Work through the data below line by line and say how many lines hold "game"; give only the number.
>> start GIVEN ENTRIES
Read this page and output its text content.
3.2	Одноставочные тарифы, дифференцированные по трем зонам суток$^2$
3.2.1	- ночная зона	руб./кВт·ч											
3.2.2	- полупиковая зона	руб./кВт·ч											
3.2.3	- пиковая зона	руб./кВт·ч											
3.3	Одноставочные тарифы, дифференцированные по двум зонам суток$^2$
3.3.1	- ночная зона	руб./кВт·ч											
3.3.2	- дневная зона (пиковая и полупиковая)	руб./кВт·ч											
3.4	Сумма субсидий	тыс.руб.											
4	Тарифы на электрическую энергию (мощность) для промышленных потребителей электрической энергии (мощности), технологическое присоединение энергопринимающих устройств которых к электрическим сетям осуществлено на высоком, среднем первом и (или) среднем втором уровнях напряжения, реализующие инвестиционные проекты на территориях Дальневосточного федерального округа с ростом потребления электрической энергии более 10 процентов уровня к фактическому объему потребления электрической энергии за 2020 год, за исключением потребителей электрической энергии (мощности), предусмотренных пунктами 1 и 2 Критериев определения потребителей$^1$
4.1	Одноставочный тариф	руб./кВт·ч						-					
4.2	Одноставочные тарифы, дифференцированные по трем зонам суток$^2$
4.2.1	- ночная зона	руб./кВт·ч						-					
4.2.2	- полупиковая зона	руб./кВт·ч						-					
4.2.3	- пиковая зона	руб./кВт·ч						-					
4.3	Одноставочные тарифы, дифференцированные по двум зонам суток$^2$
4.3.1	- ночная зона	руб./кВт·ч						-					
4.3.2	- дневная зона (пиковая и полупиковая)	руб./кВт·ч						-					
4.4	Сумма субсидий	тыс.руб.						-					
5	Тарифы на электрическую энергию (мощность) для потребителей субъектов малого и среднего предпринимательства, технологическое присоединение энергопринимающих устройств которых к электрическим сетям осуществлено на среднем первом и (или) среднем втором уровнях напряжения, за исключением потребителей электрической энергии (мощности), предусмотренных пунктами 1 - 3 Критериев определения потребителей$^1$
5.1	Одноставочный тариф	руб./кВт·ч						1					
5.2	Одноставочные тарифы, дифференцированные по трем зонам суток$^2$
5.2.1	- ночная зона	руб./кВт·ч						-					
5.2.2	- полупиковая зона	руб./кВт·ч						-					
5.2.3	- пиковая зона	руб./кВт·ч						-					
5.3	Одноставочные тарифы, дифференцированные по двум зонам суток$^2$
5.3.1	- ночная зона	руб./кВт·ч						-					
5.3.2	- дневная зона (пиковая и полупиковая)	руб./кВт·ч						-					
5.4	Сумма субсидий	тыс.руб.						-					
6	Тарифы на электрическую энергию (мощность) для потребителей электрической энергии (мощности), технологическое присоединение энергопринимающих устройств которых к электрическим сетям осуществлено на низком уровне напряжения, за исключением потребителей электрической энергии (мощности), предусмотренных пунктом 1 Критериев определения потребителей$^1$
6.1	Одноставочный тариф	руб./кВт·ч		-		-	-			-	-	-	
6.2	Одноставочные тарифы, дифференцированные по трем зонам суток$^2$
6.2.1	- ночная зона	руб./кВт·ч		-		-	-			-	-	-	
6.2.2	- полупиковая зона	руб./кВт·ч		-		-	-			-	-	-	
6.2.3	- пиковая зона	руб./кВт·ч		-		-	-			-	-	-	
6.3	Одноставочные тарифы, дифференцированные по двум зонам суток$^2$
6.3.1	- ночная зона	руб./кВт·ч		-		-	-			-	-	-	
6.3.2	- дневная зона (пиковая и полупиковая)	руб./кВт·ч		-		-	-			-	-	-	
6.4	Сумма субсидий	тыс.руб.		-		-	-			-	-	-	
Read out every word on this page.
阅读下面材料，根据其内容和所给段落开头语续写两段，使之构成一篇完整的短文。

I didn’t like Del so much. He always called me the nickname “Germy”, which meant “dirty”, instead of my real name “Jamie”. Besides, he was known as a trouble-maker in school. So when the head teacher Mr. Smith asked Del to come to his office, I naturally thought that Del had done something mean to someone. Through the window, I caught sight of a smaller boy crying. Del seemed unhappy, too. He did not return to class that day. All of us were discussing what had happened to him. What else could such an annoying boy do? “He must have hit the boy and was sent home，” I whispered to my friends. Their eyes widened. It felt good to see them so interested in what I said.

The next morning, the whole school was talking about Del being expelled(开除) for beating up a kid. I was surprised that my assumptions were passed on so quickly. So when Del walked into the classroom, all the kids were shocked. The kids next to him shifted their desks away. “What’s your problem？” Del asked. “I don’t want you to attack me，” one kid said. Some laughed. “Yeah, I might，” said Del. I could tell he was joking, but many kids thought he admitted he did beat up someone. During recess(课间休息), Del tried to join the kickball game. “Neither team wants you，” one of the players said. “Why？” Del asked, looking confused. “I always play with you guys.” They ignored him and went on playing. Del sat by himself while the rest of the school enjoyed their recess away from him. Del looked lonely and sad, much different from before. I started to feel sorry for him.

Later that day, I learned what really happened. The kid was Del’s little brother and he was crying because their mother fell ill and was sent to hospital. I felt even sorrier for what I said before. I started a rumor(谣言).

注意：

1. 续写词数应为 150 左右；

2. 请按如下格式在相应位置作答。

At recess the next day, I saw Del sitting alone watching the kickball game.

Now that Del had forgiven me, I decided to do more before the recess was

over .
>> end GIVEN ENTRIES
◆ TASK RESPONSE
2